* _WHAT IS NEEDED_: Can you retype every record below exactly as written?

* _PROVIDED RECORDS_:
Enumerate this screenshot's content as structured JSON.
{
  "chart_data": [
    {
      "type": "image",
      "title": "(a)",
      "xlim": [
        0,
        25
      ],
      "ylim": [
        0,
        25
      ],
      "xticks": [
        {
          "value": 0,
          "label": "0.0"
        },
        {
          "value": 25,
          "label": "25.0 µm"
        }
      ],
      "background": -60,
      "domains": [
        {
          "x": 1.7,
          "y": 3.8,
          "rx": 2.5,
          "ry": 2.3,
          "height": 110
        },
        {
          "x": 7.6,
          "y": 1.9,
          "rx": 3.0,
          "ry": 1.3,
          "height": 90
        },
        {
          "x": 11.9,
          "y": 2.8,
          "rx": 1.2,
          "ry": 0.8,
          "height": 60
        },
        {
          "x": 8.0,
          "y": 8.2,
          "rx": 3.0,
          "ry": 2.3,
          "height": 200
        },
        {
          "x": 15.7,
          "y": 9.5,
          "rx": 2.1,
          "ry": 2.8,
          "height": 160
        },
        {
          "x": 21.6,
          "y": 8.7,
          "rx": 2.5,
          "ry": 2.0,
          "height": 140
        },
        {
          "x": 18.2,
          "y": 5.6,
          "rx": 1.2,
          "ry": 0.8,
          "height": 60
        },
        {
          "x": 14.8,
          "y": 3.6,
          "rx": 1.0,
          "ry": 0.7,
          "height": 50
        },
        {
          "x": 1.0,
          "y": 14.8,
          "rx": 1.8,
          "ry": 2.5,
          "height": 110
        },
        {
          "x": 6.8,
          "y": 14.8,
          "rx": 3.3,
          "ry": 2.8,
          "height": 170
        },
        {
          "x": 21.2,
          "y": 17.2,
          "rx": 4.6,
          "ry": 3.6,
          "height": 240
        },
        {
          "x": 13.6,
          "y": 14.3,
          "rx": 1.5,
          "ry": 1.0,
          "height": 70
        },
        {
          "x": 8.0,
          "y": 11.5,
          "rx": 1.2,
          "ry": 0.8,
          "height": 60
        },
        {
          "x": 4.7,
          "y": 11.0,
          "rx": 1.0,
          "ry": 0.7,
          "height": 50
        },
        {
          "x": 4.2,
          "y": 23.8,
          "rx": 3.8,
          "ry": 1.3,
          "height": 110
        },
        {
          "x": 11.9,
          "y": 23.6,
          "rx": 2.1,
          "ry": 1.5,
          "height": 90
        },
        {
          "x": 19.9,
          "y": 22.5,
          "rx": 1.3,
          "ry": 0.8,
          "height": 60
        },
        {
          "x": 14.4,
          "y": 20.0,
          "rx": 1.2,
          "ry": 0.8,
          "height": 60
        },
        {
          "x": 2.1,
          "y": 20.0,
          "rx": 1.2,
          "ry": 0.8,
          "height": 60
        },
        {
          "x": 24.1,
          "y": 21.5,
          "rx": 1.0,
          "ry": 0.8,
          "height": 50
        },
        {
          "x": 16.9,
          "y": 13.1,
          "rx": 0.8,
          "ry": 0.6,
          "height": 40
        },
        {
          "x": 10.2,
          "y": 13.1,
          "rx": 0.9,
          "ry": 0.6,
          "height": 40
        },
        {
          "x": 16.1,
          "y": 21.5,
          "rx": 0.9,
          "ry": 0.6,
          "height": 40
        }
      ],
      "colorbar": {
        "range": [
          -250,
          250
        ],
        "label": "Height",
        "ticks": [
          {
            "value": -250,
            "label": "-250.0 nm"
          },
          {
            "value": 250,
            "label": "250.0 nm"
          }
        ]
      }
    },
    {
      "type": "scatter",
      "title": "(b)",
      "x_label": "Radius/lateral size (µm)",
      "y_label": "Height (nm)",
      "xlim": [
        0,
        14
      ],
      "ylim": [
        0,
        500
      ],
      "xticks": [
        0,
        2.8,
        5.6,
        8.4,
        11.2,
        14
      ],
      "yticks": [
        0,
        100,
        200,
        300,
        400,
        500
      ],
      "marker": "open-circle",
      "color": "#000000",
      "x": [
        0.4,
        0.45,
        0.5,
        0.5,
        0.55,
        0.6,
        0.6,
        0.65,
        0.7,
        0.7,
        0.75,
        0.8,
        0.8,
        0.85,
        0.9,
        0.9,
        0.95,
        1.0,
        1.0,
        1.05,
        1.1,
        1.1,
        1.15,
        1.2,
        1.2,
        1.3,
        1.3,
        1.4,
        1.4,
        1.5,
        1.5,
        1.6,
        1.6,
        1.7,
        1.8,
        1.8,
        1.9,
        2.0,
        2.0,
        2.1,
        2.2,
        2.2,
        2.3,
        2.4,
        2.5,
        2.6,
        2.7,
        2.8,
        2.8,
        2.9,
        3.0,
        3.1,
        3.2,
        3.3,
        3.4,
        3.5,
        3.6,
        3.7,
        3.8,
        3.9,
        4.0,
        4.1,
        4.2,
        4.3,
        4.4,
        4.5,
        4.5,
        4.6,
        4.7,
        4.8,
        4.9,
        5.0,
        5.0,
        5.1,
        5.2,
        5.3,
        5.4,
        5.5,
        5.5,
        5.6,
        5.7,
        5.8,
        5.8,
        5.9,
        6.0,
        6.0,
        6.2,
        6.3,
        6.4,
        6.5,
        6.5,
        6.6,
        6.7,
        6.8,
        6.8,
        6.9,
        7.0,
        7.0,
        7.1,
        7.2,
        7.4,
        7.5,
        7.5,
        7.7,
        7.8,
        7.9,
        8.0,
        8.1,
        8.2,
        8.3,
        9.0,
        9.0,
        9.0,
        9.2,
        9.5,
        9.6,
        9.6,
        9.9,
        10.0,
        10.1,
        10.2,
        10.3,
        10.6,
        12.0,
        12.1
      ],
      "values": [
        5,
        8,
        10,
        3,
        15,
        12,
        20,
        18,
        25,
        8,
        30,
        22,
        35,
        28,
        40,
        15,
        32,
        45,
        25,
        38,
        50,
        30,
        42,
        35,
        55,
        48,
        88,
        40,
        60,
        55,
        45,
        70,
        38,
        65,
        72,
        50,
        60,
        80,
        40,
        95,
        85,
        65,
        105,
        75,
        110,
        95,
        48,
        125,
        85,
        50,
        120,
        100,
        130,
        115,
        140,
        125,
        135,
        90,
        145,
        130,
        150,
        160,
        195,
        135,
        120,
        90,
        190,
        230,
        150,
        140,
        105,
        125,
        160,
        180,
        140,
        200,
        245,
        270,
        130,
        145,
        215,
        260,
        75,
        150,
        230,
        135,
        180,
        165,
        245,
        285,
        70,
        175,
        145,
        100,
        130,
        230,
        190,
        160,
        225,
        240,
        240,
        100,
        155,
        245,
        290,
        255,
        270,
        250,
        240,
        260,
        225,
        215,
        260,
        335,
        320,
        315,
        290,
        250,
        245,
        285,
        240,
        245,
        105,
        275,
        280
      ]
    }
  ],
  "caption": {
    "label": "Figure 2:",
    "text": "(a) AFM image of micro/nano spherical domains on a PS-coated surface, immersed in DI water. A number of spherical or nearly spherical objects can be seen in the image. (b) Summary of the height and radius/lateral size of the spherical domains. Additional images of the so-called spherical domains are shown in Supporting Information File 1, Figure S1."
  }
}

* _ANSWER TO THE TASK_:
Enumerate this screenshot's content as structured JSON.
{
  "chart_data": [
    {
      "type": "image",
      "title": "(a)",
      "xlim": [
        0,
        25
      ],
      "ylim": [
        0,
        25
      ],
      "xticks": [
        {
          "value": 0,
          "label": "0.0"
        },
        {
          "value": 25,
          "label": "25.0 µm"
        }
      ],
      "background": -60,
      "domains": [
        {
          "x": 1.7,
          "y": 3.8,
          "rx": 2.5,
          "ry": 2.3,
          "height": 110
        },
        {
          "x": 7.6,
          "y": 1.9,
          "rx": 3.0,
          "ry": 1.3,
          "height": 90
        },
        {
          "x": 11.9,
          "y": 2.8,
          "rx": 1.2,
          "ry": 0.8,
          "height": 60
        },
        {
          "x": 8.0,
          "y": 8.2,
          "rx": 3.0,
          "ry": 2.3,
          "height": 200
        },
        {
          "x": 15.7,
          "y": 9.5,
          "rx": 2.1,
          "ry": 2.8,
          "height": 160
        },
        {
          "x": 21.6,
          "y": 8.7,
          "rx": 2.5,
          "ry": 2.0,
          "height": 140
        },
        {
          "x": 18.2,
          "y": 5.6,
          "rx": 1.2,
          "ry": 0.8,
          "height": 60
        },
        {
          "x": 14.8,
          "y": 3.6,
          "rx": 1.0,
          "ry": 0.7,
          "height": 50
        },
        {
          "x": 1.0,
          "y": 14.8,
          "rx": 1.8,
          "ry": 2.5,
          "height": 110
        },
        {
          "x": 6.8,
          "y": 14.8,
          "rx": 3.3,
          "ry": 2.8,
          "height": 170
        },
        {
          "x": 21.2,
          "y": 17.2,
          "rx": 4.6,
          "ry": 3.6,
          "height": 240
        },
        {
          "x": 13.6,
          "y": 14.3,
          "rx": 1.5,
          "ry": 1.0,
          "height": 70
        },
        {
          "x": 8.0,
          "y": 11.5,
          "rx": 1.2,
          "ry": 0.8,
          "height": 60
        },
        {
          "x": 4.7,
          "y": 11.0,
          "rx": 1.0,
          "ry": 0.7,
          "height": 50
        },
        {
          "x": 4.2,
          "y": 23.8,
          "rx": 3.8,
          "ry": 1.3,
          "height": 110
        },
        {
          "x": 11.9,
          "y": 23.6,
          "rx": 2.1,
          "ry": 1.5,
          "height": 90
        },
        {
          "x": 19.9,
          "y": 22.5,
          "rx": 1.3,
          "ry": 0.8,
          "height": 60
        },
        {
          "x": 14.4,
          "y": 20.0,
          "rx": 1.2,
          "ry": 0.8,
          "height": 60
        },
        {
          "x": 2.1,
          "y": 20.0,
          "rx": 1.2,
          "ry": 0.8,
          "height": 60
        },
        {
          "x": 24.1,
          "y": 21.5,
          "rx": 1.0,
          "ry": 0.8,
          "height": 50
        },
        {
          "x": 16.9,
          "y": 13.1,
          "rx": 0.8,
          "ry": 0.6,
          "height": 40
        },
        {
          "x": 10.2,
          "y": 13.1,
          "rx": 0.9,
          "ry": 0.6,
          "height": 40
        },
        {
          "x": 16.1,
          "y": 21.5,
          "rx": 0.9,
          "ry": 0.6,
          "height": 40
        }
      ],
      "colorbar": {
        "range": [
          -250,
          250
        ],
        "label": "Height",
        "ticks": [
          {
            "value": -250,
            "label": "-250.0 nm"
          },
          {
            "value": 250,
            "label": "250.0 nm"
          }
        ]
      }
    },
    {
      "type": "scatter",
      "title": "(b)",
      "x_label": "Radius/lateral size (µm)",
      "y_label": "Height (nm)",
      "xlim": [
        0,
        14
      ],
      "ylim": [
        0,
        500
      ],
      "xticks": [
        0,
        2.8,
        5.6,
        8.4,
        11.2,
        14
      ],
      "yticks": [
        0,
        100,
        200,
        300,
        400,
        500
      ],
      "marker": "open-circle",
      "color": "#000000",
      "x": [
        0.4,
        0.45,
        0.5,
        0.5,
        0.55,
        0.6,
        0.6,
        0.65,
        0.7,
        0.7,
        0.75,
        0.8,
        0.8,
        0.85,
        0.9,
        0.9,
        0.95,
        1.0,
        1.0,
        1.05,
        1.1,
        1.1,
        1.15,
        1.2,
        1.2,
        1.3,
        1.3,
        1.4,
        1.4,
        1.5,
        1.5,
        1.6,
        1.6,
        1.7,
        1.8,
        1.8,
        1.9,
        2.0,
        2.0,
        2.1,
        2.2,
        2.2,
        2.3,
        2.4,
        2.5,
        2.6,
        2.7,
        2.8,
        2.8,
        2.9,
        3.0,
        3.1,
        3.2,
        3.3,
        3.4,
        3.5,
        3.6,
        3.7,
        3.8,
        3.9,
        4.0,
        4.1,
        4.2,
        4.3,
        4.4,
        4.5,
        4.5,
        4.6,
        4.7,
        4.8,
        4.9,
        5.0,
        5.0,
        5.1,
        5.2,
        5.3,
        5.4,
        5.5,
        5.5,
        5.6,
        5.7,
        5.8,
        5.8,
        5.9,
        6.0,
        6.0,
        6.2,
        6.3,
        6.4,
        6.5,
        6.5,
        6.6,
        6.7,
        6.8,
        6.8,
        6.9,
        7.0,
        7.0,
        7.1,
        7.2,
        7.4,
        7.5,
        7.5,
        7.7,
        7.8,
        7.9,
        8.0,
        8.1,
        8.2,
        8.3,
        9.0,
        9.0,
        9.0,
        9.2,
        9.5,
        9.6,
        9.6,
        9.9,
        10.0,
        10.1,
        10.2,
        10.3,
        10.6,
        12.0,
        12.1
      ],
      "values": [
        5,
        8,
        10,
        3,
        15,
        12,
        20,
        18,
        25,
        8,
        30,
        22,
        35,
        28,
        40,
        15,
        32,
        45,
        25,
        38,
        50,
        30,
        42,
        35,
        55,
        48,
        88,
        40,
        60,
        55,
        45,
        70,
        38,
        65,
        72,
        50,
        60,
        80,
        40,
        95,
        85,
        65,
        105,
        75,
        110,
        95,
        48,
        125,
        85,
        50,
        120,
        100,
        130,
        115,
        140,
        125,
        135,
        90,
        145,
        130,
        150,
        160,
        195,
        135,
        120,
        90,
        190,
        230,
        150,
        140,
        105,
        125,
        160,
        180,
        140,
        200,
        245,
        270,
        130,
        145,
        215,
        260,
        75,
        150,
        230,
        135,
        180,
        165,
        245,
        285,
        70,
        175,
        145,
        100,
        130,
        230,
        190,
        160,
        225,
        240,
        240,
        100,
        155,
        245,
        290,
        255,
        270,
        250,
        240,
        260,
        225,
        215,
        260,
        335,
        320,
        315,
        290,
        250,
        245,
        285,
        240,
        245,
        105,
        275,
        280
      ]
    }
  ],
  "caption": {
    "label": "Figure 2:",
    "text": "(a) AFM image of micro/nano spherical domains on a PS-coated surface, immersed in DI water. A number of spherical or nearly spherical objects can be seen in the image. (b) Summary of the height and radius/lateral size of the spherical domains. Additional images of the so-called spherical domains are shown in Supporting Information File 1, Figure S1."
  }
}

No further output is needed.